Task directions:
Look through the data below. Collect every line where the word "arcmin" occurs.

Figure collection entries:

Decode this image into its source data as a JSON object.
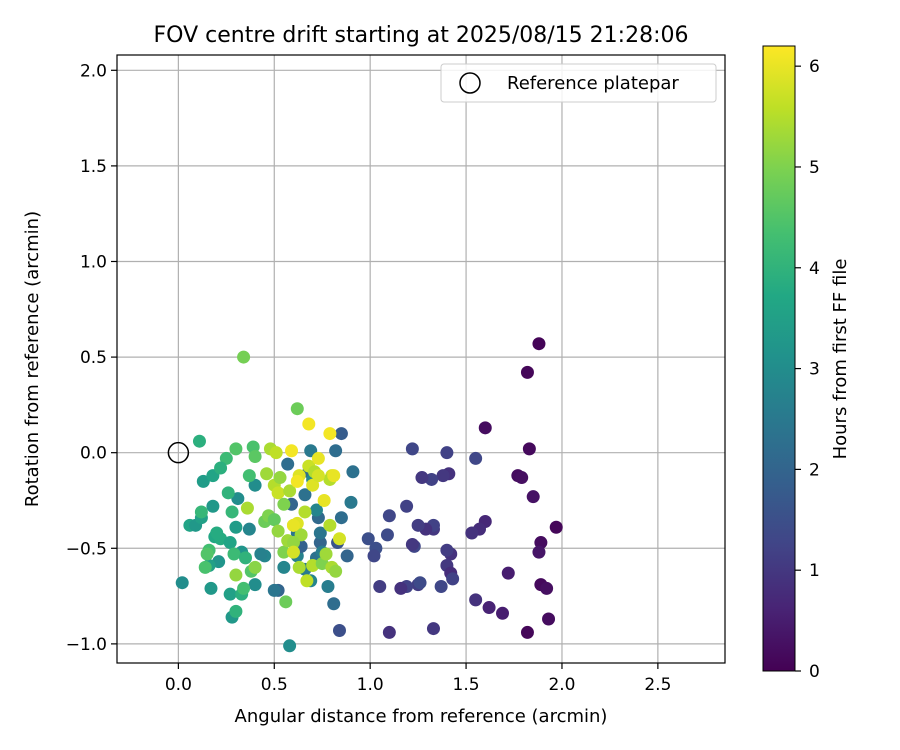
{
  "chart_data": {
    "type": "scatter",
    "title": "FOV centre drift starting at 2025/08/15 21:28:06",
    "xlabel": "Angular distance from reference (arcmin)",
    "ylabel": "Rotation from reference (arcmin)",
    "xlim": [
      -0.32,
      2.85
    ],
    "ylim": [
      -1.1,
      2.08
    ],
    "xticks": [
      0.0,
      0.5,
      1.0,
      1.5,
      2.0,
      2.5
    ],
    "xtick_labels": [
      "0.0",
      "0.5",
      "1.0",
      "1.5",
      "2.0",
      "2.5"
    ],
    "yticks": [
      -1.0,
      -0.5,
      0.0,
      0.5,
      1.0,
      1.5,
      2.0
    ],
    "ytick_labels": [
      "−1.0",
      "−0.5",
      "0.0",
      "0.5",
      "1.0",
      "1.5",
      "2.0"
    ],
    "grid": true,
    "legend": {
      "position": "top-right",
      "label": "Reference platepar"
    },
    "reference_point": {
      "x": 0.0,
      "y": 0.0
    },
    "colorbar": {
      "label": "Hours from first FF file",
      "colormap": "viridis",
      "range": [
        0,
        6.2
      ],
      "ticks": [
        0,
        1,
        2,
        3,
        4,
        5,
        6
      ],
      "tick_labels": [
        "0",
        "1",
        "2",
        "3",
        "4",
        "5",
        "6"
      ]
    },
    "points": [
      {
        "x": 1.88,
        "y": 0.57,
        "h": 0.05
      },
      {
        "x": 1.82,
        "y": 0.42,
        "h": 0.1
      },
      {
        "x": 1.6,
        "y": 0.13,
        "h": 0.2
      },
      {
        "x": 1.83,
        "y": 0.02,
        "h": 0.15
      },
      {
        "x": 1.77,
        "y": -0.12,
        "h": 0.2
      },
      {
        "x": 1.79,
        "y": -0.13,
        "h": 0.25
      },
      {
        "x": 1.85,
        "y": -0.23,
        "h": 0.3
      },
      {
        "x": 1.97,
        "y": -0.39,
        "h": 0.1
      },
      {
        "x": 1.89,
        "y": -0.47,
        "h": 0.2
      },
      {
        "x": 1.88,
        "y": -0.52,
        "h": 0.35
      },
      {
        "x": 1.89,
        "y": -0.69,
        "h": 0.15
      },
      {
        "x": 1.92,
        "y": -0.71,
        "h": 0.25
      },
      {
        "x": 1.93,
        "y": -0.87,
        "h": 0.2
      },
      {
        "x": 1.82,
        "y": -0.94,
        "h": 0.1
      },
      {
        "x": 1.72,
        "y": -0.63,
        "h": 0.5
      },
      {
        "x": 1.69,
        "y": -0.84,
        "h": 0.5
      },
      {
        "x": 1.62,
        "y": -0.81,
        "h": 0.6
      },
      {
        "x": 1.55,
        "y": -0.77,
        "h": 0.9
      },
      {
        "x": 1.6,
        "y": -0.36,
        "h": 0.7
      },
      {
        "x": 1.57,
        "y": -0.4,
        "h": 0.8
      },
      {
        "x": 1.53,
        "y": -0.42,
        "h": 0.9
      },
      {
        "x": 1.55,
        "y": -0.03,
        "h": 1.3
      },
      {
        "x": 1.42,
        "y": -0.53,
        "h": 0.9
      },
      {
        "x": 1.4,
        "y": -0.51,
        "h": 1.1
      },
      {
        "x": 1.4,
        "y": -0.59,
        "h": 1.0
      },
      {
        "x": 1.42,
        "y": -0.63,
        "h": 0.8
      },
      {
        "x": 1.43,
        "y": -0.66,
        "h": 1.2
      },
      {
        "x": 1.41,
        "y": -0.11,
        "h": 0.9
      },
      {
        "x": 1.4,
        "y": 0.0,
        "h": 1.2
      },
      {
        "x": 1.38,
        "y": -0.12,
        "h": 1.0
      },
      {
        "x": 1.32,
        "y": -0.14,
        "h": 1.2
      },
      {
        "x": 1.27,
        "y": -0.13,
        "h": 1.0
      },
      {
        "x": 1.22,
        "y": 0.02,
        "h": 1.3
      },
      {
        "x": 1.33,
        "y": -0.4,
        "h": 1.0
      },
      {
        "x": 1.33,
        "y": -0.38,
        "h": 1.2
      },
      {
        "x": 1.29,
        "y": -0.4,
        "h": 0.9
      },
      {
        "x": 1.25,
        "y": -0.38,
        "h": 1.1
      },
      {
        "x": 1.23,
        "y": -0.49,
        "h": 1.3
      },
      {
        "x": 1.22,
        "y": -0.48,
        "h": 1.0
      },
      {
        "x": 1.19,
        "y": -0.28,
        "h": 1.2
      },
      {
        "x": 1.37,
        "y": -0.7,
        "h": 1.3
      },
      {
        "x": 1.25,
        "y": -0.69,
        "h": 1.1
      },
      {
        "x": 1.26,
        "y": -0.68,
        "h": 1.4
      },
      {
        "x": 1.19,
        "y": -0.7,
        "h": 1.2
      },
      {
        "x": 1.16,
        "y": -0.71,
        "h": 0.9
      },
      {
        "x": 1.05,
        "y": -0.7,
        "h": 1.1
      },
      {
        "x": 1.33,
        "y": -0.92,
        "h": 1.0
      },
      {
        "x": 1.1,
        "y": -0.94,
        "h": 0.9
      },
      {
        "x": 1.1,
        "y": -0.33,
        "h": 1.3
      },
      {
        "x": 1.09,
        "y": -0.43,
        "h": 1.4
      },
      {
        "x": 1.03,
        "y": -0.5,
        "h": 1.5
      },
      {
        "x": 1.02,
        "y": -0.54,
        "h": 1.3
      },
      {
        "x": 0.99,
        "y": -0.45,
        "h": 1.5
      },
      {
        "x": 0.88,
        "y": -0.54,
        "h": 2.0
      },
      {
        "x": 0.83,
        "y": -0.47,
        "h": 1.6
      },
      {
        "x": 0.84,
        "y": -0.93,
        "h": 1.5
      },
      {
        "x": 0.81,
        "y": -0.79,
        "h": 2.2
      },
      {
        "x": 0.78,
        "y": -0.7,
        "h": 2.6
      },
      {
        "x": 0.85,
        "y": -0.34,
        "h": 2.2
      },
      {
        "x": 0.9,
        "y": -0.26,
        "h": 2.5
      },
      {
        "x": 0.91,
        "y": -0.1,
        "h": 2.3
      },
      {
        "x": 0.85,
        "y": 0.1,
        "h": 1.8
      },
      {
        "x": 0.82,
        "y": 0.01,
        "h": 2.2
      },
      {
        "x": 0.58,
        "y": -1.01,
        "h": 3.0
      },
      {
        "x": 0.52,
        "y": -0.72,
        "h": 2.0
      },
      {
        "x": 0.5,
        "y": -0.72,
        "h": 2.4
      },
      {
        "x": 0.55,
        "y": -0.6,
        "h": 2.8
      },
      {
        "x": 0.57,
        "y": -0.06,
        "h": 2.2
      },
      {
        "x": 0.59,
        "y": -0.27,
        "h": 2.0
      },
      {
        "x": 0.62,
        "y": -0.42,
        "h": 2.4
      },
      {
        "x": 0.62,
        "y": -0.54,
        "h": 2.7
      },
      {
        "x": 0.64,
        "y": -0.49,
        "h": 1.9
      },
      {
        "x": 0.66,
        "y": -0.61,
        "h": 2.5
      },
      {
        "x": 0.69,
        "y": -0.67,
        "h": 2.8
      },
      {
        "x": 0.72,
        "y": -0.55,
        "h": 2.3
      },
      {
        "x": 0.74,
        "y": -0.47,
        "h": 2.0
      },
      {
        "x": 0.75,
        "y": -0.52,
        "h": 2.6
      },
      {
        "x": 0.73,
        "y": -0.34,
        "h": 2.1
      },
      {
        "x": 0.72,
        "y": -0.3,
        "h": 2.8
      },
      {
        "x": 0.74,
        "y": -0.42,
        "h": 2.4
      },
      {
        "x": 0.69,
        "y": 0.01,
        "h": 2.5
      },
      {
        "x": 0.68,
        "y": -0.1,
        "h": 2.2
      },
      {
        "x": 0.7,
        "y": -0.14,
        "h": 2.9
      },
      {
        "x": 0.66,
        "y": -0.22,
        "h": 2.3
      },
      {
        "x": 0.45,
        "y": -0.54,
        "h": 2.8
      },
      {
        "x": 0.4,
        "y": -0.69,
        "h": 3.0
      },
      {
        "x": 0.43,
        "y": -0.53,
        "h": 2.7
      },
      {
        "x": 0.4,
        "y": -0.17,
        "h": 3.0
      },
      {
        "x": 0.37,
        "y": -0.4,
        "h": 2.8
      },
      {
        "x": 0.33,
        "y": -0.52,
        "h": 3.2
      },
      {
        "x": 0.3,
        "y": -0.39,
        "h": 3.4
      },
      {
        "x": 0.31,
        "y": -0.24,
        "h": 3.0
      },
      {
        "x": 0.28,
        "y": -0.86,
        "h": 3.3
      },
      {
        "x": 0.27,
        "y": -0.74,
        "h": 3.5
      },
      {
        "x": 0.21,
        "y": -0.57,
        "h": 3.2
      },
      {
        "x": 0.19,
        "y": -0.44,
        "h": 3.7
      },
      {
        "x": 0.16,
        "y": -0.59,
        "h": 3.5
      },
      {
        "x": 0.17,
        "y": -0.71,
        "h": 3.3
      },
      {
        "x": 0.02,
        "y": -0.68,
        "h": 3.0
      },
      {
        "x": 0.06,
        "y": -0.38,
        "h": 3.6
      },
      {
        "x": 0.09,
        "y": -0.38,
        "h": 3.3
      },
      {
        "x": 0.12,
        "y": -0.34,
        "h": 3.5
      },
      {
        "x": 0.13,
        "y": -0.15,
        "h": 3.4
      },
      {
        "x": 0.18,
        "y": -0.28,
        "h": 3.3
      },
      {
        "x": 0.18,
        "y": -0.12,
        "h": 3.6
      },
      {
        "x": 0.22,
        "y": -0.45,
        "h": 3.8
      },
      {
        "x": 0.27,
        "y": -0.47,
        "h": 3.6
      },
      {
        "x": 0.3,
        "y": -0.83,
        "h": 4.0
      },
      {
        "x": 0.33,
        "y": -0.74,
        "h": 3.9
      },
      {
        "x": 0.29,
        "y": -0.53,
        "h": 4.2
      },
      {
        "x": 0.35,
        "y": -0.55,
        "h": 4.0
      },
      {
        "x": 0.34,
        "y": -0.71,
        "h": 4.3
      },
      {
        "x": 0.38,
        "y": -0.62,
        "h": 4.5
      },
      {
        "x": 0.28,
        "y": -0.31,
        "h": 4.1
      },
      {
        "x": 0.25,
        "y": -0.03,
        "h": 4.2
      },
      {
        "x": 0.26,
        "y": -0.21,
        "h": 4.0
      },
      {
        "x": 0.22,
        "y": -0.08,
        "h": 3.9
      },
      {
        "x": 0.11,
        "y": 0.06,
        "h": 3.9
      },
      {
        "x": 0.12,
        "y": -0.31,
        "h": 4.1
      },
      {
        "x": 0.16,
        "y": -0.51,
        "h": 4.3
      },
      {
        "x": 0.15,
        "y": -0.53,
        "h": 4.5
      },
      {
        "x": 0.14,
        "y": -0.6,
        "h": 4.4
      },
      {
        "x": 0.2,
        "y": -0.42,
        "h": 3.8
      },
      {
        "x": 0.3,
        "y": 0.02,
        "h": 4.5
      },
      {
        "x": 0.39,
        "y": 0.03,
        "h": 4.4
      },
      {
        "x": 0.4,
        "y": -0.02,
        "h": 4.6
      },
      {
        "x": 0.37,
        "y": -0.12,
        "h": 4.3
      },
      {
        "x": 0.45,
        "y": -0.36,
        "h": 4.8
      },
      {
        "x": 0.47,
        "y": -0.33,
        "h": 5.0
      },
      {
        "x": 0.5,
        "y": -0.35,
        "h": 4.7
      },
      {
        "x": 0.52,
        "y": -0.41,
        "h": 5.2
      },
      {
        "x": 0.56,
        "y": -0.78,
        "h": 4.8
      },
      {
        "x": 0.55,
        "y": -0.52,
        "h": 5.0
      },
      {
        "x": 0.57,
        "y": -0.46,
        "h": 5.3
      },
      {
        "x": 0.3,
        "y": -0.64,
        "h": 5.2
      },
      {
        "x": 0.4,
        "y": -0.6,
        "h": 5.1
      },
      {
        "x": 0.36,
        "y": -0.29,
        "h": 5.4
      },
      {
        "x": 0.34,
        "y": 0.5,
        "h": 4.9
      },
      {
        "x": 0.62,
        "y": 0.23,
        "h": 4.8
      },
      {
        "x": 0.48,
        "y": 0.02,
        "h": 5.4
      },
      {
        "x": 0.51,
        "y": 0.0,
        "h": 5.6
      },
      {
        "x": 0.46,
        "y": -0.11,
        "h": 5.3
      },
      {
        "x": 0.5,
        "y": -0.17,
        "h": 5.5
      },
      {
        "x": 0.52,
        "y": -0.21,
        "h": 5.7
      },
      {
        "x": 0.53,
        "y": -0.13,
        "h": 5.2
      },
      {
        "x": 0.55,
        "y": -0.27,
        "h": 5.0
      },
      {
        "x": 0.58,
        "y": -0.2,
        "h": 5.4
      },
      {
        "x": 0.6,
        "y": -0.38,
        "h": 5.6
      },
      {
        "x": 0.62,
        "y": -0.37,
        "h": 5.9
      },
      {
        "x": 0.64,
        "y": -0.43,
        "h": 5.3
      },
      {
        "x": 0.66,
        "y": -0.31,
        "h": 5.5
      },
      {
        "x": 0.6,
        "y": -0.47,
        "h": 5.2
      },
      {
        "x": 0.6,
        "y": -0.52,
        "h": 5.8
      },
      {
        "x": 0.63,
        "y": -0.6,
        "h": 5.4
      },
      {
        "x": 0.67,
        "y": -0.67,
        "h": 5.6
      },
      {
        "x": 0.7,
        "y": -0.59,
        "h": 5.5
      },
      {
        "x": 0.75,
        "y": -0.58,
        "h": 5.0
      },
      {
        "x": 0.77,
        "y": -0.53,
        "h": 5.3
      },
      {
        "x": 0.79,
        "y": -0.38,
        "h": 5.5
      },
      {
        "x": 0.8,
        "y": -0.6,
        "h": 5.4
      },
      {
        "x": 0.82,
        "y": -0.62,
        "h": 5.2
      },
      {
        "x": 0.8,
        "y": -0.12,
        "h": 5.8
      },
      {
        "x": 0.79,
        "y": -0.14,
        "h": 5.5
      },
      {
        "x": 0.76,
        "y": -0.25,
        "h": 6.0
      },
      {
        "x": 0.7,
        "y": -0.17,
        "h": 5.9
      },
      {
        "x": 0.68,
        "y": -0.07,
        "h": 5.7
      },
      {
        "x": 0.71,
        "y": -0.1,
        "h": 5.5
      },
      {
        "x": 0.73,
        "y": -0.03,
        "h": 6.0
      },
      {
        "x": 0.73,
        "y": -0.12,
        "h": 5.8
      },
      {
        "x": 0.63,
        "y": -0.12,
        "h": 5.9
      },
      {
        "x": 0.62,
        "y": -0.15,
        "h": 6.1
      },
      {
        "x": 0.59,
        "y": 0.01,
        "h": 6.1
      },
      {
        "x": 0.6,
        "y": -0.38,
        "h": 6.0
      },
      {
        "x": 0.68,
        "y": 0.15,
        "h": 6.1
      },
      {
        "x": 0.79,
        "y": 0.1,
        "h": 6.1
      },
      {
        "x": 0.81,
        "y": -0.12,
        "h": 6.0
      },
      {
        "x": 0.84,
        "y": -0.45,
        "h": 5.8
      }
    ]
  }
}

The solution:
    "xlabel": "Angular distance from reference (arcmin)",
    "ylabel": "Rotation from reference (arcmin)",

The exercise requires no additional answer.